── Exercise input

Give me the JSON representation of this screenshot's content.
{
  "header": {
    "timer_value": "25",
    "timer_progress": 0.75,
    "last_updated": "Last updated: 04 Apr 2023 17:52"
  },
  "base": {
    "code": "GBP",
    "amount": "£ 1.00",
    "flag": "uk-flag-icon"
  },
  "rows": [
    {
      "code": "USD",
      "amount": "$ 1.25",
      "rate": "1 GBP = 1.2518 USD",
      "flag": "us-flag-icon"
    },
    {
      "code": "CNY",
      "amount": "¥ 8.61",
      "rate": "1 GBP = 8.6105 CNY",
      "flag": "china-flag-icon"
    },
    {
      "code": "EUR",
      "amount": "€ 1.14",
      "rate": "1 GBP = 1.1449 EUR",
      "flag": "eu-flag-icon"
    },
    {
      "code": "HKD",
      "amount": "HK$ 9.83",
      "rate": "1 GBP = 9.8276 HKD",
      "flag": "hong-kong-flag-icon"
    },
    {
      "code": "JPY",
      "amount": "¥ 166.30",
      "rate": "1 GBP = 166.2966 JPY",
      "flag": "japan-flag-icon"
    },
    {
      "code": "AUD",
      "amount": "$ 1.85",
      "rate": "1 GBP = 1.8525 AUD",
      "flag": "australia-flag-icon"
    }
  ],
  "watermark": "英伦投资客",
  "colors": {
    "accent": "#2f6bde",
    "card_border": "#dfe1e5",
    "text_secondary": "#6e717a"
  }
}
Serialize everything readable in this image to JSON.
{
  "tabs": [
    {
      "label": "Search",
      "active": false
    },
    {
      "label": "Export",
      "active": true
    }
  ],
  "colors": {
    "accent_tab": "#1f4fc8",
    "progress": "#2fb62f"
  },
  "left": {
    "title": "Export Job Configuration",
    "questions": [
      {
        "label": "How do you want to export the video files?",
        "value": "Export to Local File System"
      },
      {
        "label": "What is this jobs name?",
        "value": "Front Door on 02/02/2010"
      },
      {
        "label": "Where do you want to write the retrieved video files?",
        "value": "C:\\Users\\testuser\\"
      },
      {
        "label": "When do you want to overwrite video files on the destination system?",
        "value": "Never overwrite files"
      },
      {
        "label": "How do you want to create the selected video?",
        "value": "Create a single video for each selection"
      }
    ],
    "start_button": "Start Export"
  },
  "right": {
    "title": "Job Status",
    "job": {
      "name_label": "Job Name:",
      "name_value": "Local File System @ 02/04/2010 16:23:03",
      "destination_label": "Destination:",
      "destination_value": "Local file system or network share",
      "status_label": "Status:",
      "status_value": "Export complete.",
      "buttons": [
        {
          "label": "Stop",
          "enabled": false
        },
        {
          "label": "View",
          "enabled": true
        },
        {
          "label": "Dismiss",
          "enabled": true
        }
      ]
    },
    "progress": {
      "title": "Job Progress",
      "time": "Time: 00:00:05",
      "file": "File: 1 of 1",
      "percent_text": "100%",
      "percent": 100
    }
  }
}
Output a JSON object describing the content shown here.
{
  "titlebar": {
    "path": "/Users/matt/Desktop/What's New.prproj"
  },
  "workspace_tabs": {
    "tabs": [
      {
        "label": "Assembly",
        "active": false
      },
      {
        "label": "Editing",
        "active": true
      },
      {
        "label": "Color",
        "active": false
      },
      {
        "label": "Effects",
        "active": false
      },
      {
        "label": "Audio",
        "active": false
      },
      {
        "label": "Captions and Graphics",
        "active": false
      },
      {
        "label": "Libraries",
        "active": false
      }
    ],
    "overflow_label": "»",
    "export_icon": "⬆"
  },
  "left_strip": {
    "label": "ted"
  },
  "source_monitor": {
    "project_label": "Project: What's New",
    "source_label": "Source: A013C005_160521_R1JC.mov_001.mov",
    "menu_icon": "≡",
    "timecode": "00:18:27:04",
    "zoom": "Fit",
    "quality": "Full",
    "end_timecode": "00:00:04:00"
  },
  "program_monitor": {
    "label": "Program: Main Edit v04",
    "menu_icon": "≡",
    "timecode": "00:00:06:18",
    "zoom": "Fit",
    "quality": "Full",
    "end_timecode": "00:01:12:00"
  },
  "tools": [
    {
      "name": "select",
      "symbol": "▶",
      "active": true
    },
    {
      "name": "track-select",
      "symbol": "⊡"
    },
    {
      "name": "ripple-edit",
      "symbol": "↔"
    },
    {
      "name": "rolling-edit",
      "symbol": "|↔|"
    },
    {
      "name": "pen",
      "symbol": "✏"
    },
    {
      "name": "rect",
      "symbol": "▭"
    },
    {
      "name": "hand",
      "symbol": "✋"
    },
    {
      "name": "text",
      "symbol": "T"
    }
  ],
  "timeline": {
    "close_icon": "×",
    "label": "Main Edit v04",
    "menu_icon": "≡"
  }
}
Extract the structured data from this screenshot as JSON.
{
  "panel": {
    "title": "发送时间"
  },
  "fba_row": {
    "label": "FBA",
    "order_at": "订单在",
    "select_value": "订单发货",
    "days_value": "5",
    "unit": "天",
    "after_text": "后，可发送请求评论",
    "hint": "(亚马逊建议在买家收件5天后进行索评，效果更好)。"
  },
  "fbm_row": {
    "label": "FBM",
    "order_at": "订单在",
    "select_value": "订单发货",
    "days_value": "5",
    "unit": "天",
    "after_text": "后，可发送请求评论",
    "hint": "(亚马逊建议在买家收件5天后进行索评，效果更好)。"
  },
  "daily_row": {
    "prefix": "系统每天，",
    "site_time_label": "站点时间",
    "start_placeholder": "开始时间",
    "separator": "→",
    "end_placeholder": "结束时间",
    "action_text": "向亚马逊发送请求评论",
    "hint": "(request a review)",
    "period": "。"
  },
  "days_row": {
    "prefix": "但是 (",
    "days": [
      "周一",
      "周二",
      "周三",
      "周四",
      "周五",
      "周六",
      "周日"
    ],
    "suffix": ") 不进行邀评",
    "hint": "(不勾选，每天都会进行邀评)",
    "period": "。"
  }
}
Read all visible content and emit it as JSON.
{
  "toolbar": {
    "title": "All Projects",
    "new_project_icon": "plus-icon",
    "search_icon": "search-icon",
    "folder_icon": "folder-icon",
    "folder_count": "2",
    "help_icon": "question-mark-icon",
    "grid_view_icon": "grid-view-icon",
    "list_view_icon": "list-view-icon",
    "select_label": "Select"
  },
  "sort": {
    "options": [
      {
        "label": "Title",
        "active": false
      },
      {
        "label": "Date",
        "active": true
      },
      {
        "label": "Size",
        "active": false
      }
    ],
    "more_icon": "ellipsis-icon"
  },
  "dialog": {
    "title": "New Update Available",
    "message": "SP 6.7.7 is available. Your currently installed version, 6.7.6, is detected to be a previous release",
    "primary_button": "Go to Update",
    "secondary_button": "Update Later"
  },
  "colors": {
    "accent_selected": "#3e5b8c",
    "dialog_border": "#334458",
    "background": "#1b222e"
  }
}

────

Do this
Every record above must be duplicated exactly.

Finished exercise
Give me the JSON representation of this screenshot's content.
{
  "header": {
    "timer_value": "25",
    "timer_progress": 0.75,
    "last_updated": "Last updated: 04 Apr 2023 17:52"
  },
  "base": {
    "code": "GBP",
    "amount": "£ 1.00",
    "flag": "uk-flag-icon"
  },
  "rows": [
    {
      "code": "USD",
      "amount": "$ 1.25",
      "rate": "1 GBP = 1.2518 USD",
      "flag": "us-flag-icon"
    },
    {
      "code": "CNY",
      "amount": "¥ 8.61",
      "rate": "1 GBP = 8.6105 CNY",
      "flag": "china-flag-icon"
    },
    {
      "code": "EUR",
      "amount": "€ 1.14",
      "rate": "1 GBP = 1.1449 EUR",
      "flag": "eu-flag-icon"
    },
    {
      "code": "HKD",
      "amount": "HK$ 9.83",
      "rate": "1 GBP = 9.8276 HKD",
      "flag": "hong-kong-flag-icon"
    },
    {
      "code": "JPY",
      "amount": "¥ 166.30",
      "rate": "1 GBP = 166.2966 JPY",
      "flag": "japan-flag-icon"
    },
    {
      "code": "AUD",
      "amount": "$ 1.85",
      "rate": "1 GBP = 1.8525 AUD",
      "flag": "australia-flag-icon"
    }
  ],
  "watermark": "英伦投资客",
  "colors": {
    "accent": "#2f6bde",
    "card_border": "#dfe1e5",
    "text_secondary": "#6e717a"
  }
}
Serialize everything readable in this image to JSON.
{
  "tabs": [
    {
      "label": "Search",
      "active": false
    },
    {
      "label": "Export",
      "active": true
    }
  ],
  "colors": {
    "accent_tab": "#1f4fc8",
    "progress": "#2fb62f"
  },
  "left": {
    "title": "Export Job Configuration",
    "questions": [
      {
        "label": "How do you want to export the video files?",
        "value": "Export to Local File System"
      },
      {
        "label": "What is this jobs name?",
        "value": "Front Door on 02/02/2010"
      },
      {
        "label": "Where do you want to write the retrieved video files?",
        "value": "C:\\Users\\testuser\\"
      },
      {
        "label": "When do you want to overwrite video files on the destination system?",
        "value": "Never overwrite files"
      },
      {
        "label": "How do you want to create the selected video?",
        "value": "Create a single video for each selection"
      }
    ],
    "start_button": "Start Export"
  },
  "right": {
    "title": "Job Status",
    "job": {
      "name_label": "Job Name:",
      "name_value": "Local File System @ 02/04/2010 16:23:03",
      "destination_label": "Destination:",
      "destination_value": "Local file system or network share",
      "status_label": "Status:",
      "status_value": "Export complete.",
      "buttons": [
        {
          "label": "Stop",
          "enabled": false
        },
        {
          "label": "View",
          "enabled": true
        },
        {
          "label": "Dismiss",
          "enabled": true
        }
      ]
    },
    "progress": {
      "title": "Job Progress",
      "time": "Time: 00:00:05",
      "file": "File: 1 of 1",
      "percent_text": "100%",
      "percent": 100
    }
  }
}
Output a JSON object describing the content shown here.
{
  "titlebar": {
    "path": "/Users/matt/Desktop/What's New.prproj"
  },
  "workspace_tabs": {
    "tabs": [
      {
        "label": "Assembly",
        "active": false
      },
      {
        "label": "Editing",
        "active": true
      },
      {
        "label": "Color",
        "active": false
      },
      {
        "label": "Effects",
        "active": false
      },
      {
        "label": "Audio",
        "active": false
      },
      {
        "label": "Captions and Graphics",
        "active": false
      },
      {
        "label": "Libraries",
        "active": false
      }
    ],
    "overflow_label": "»",
    "export_icon": "⬆"
  },
  "left_strip": {
    "label": "ted"
  },
  "source_monitor": {
    "project_label": "Project: What's New",
    "source_label": "Source: A013C005_160521_R1JC.mov_001.mov",
    "menu_icon": "≡",
    "timecode": "00:18:27:04",
    "zoom": "Fit",
    "quality": "Full",
    "end_timecode": "00:00:04:00"
  },
  "program_monitor": {
    "label": "Program: Main Edit v04",
    "menu_icon": "≡",
    "timecode": "00:00:06:18",
    "zoom": "Fit",
    "quality": "Full",
    "end_timecode": "00:01:12:00"
  },
  "tools": [
    {
      "name": "select",
      "symbol": "▶",
      "active": true
    },
    {
      "name": "track-select",
      "symbol": "⊡"
    },
    {
      "name": "ripple-edit",
      "symbol": "↔"
    },
    {
      "name": "rolling-edit",
      "symbol": "|↔|"
    },
    {
      "name": "pen",
      "symbol": "✏"
    },
    {
      "name": "rect",
      "symbol": "▭"
    },
    {
      "name": "hand",
      "symbol": "✋"
    },
    {
      "name": "text",
      "symbol": "T"
    }
  ],
  "timeline": {
    "close_icon": "×",
    "label": "Main Edit v04",
    "menu_icon": "≡"
  }
}
Extract the structured data from this screenshot as JSON.
{
  "panel": {
    "title": "发送时间"
  },
  "fba_row": {
    "label": "FBA",
    "order_at": "订单在",
    "select_value": "订单发货",
    "days_value": "5",
    "unit": "天",
    "after_text": "后，可发送请求评论",
    "hint": "(亚马逊建议在买家收件5天后进行索评，效果更好)。"
  },
  "fbm_row": {
    "label": "FBM",
    "order_at": "订单在",
    "select_value": "订单发货",
    "days_value": "5",
    "unit": "天",
    "after_text": "后，可发送请求评论",
    "hint": "(亚马逊建议在买家收件5天后进行索评，效果更好)。"
  },
  "daily_row": {
    "prefix": "系统每天，",
    "site_time_label": "站点时间",
    "start_placeholder": "开始时间",
    "separator": "→",
    "end_placeholder": "结束时间",
    "action_text": "向亚马逊发送请求评论",
    "hint": "(request a review)",
    "period": "。"
  },
  "days_row": {
    "prefix": "但是 (",
    "days": [
      "周一",
      "周二",
      "周三",
      "周四",
      "周五",
      "周六",
      "周日"
    ],
    "suffix": ") 不进行邀评",
    "hint": "(不勾选，每天都会进行邀评)",
    "period": "。"
  }
}
Read all visible content and emit it as JSON.
{
  "toolbar": {
    "title": "All Projects",
    "new_project_icon": "plus-icon",
    "search_icon": "search-icon",
    "folder_icon": "folder-icon",
    "folder_count": "2",
    "help_icon": "question-mark-icon",
    "grid_view_icon": "grid-view-icon",
    "list_view_icon": "list-view-icon",
    "select_label": "Select"
  },
  "sort": {
    "options": [
      {
        "label": "Title",
        "active": false
      },
      {
        "label": "Date",
        "active": true
      },
      {
        "label": "Size",
        "active": false
      }
    ],
    "more_icon": "ellipsis-icon"
  },
  "dialog": {
    "title": "New Update Available",
    "message": "SP 6.7.7 is available. Your currently installed version, 6.7.6, is detected to be a previous release",
    "primary_button": "Go to Update",
    "secondary_button": "Update Later"
  },
  "colors": {
    "accent_selected": "#3e5b8c",
    "dialog_border": "#334458",
    "background": "#1b222e"
  }
}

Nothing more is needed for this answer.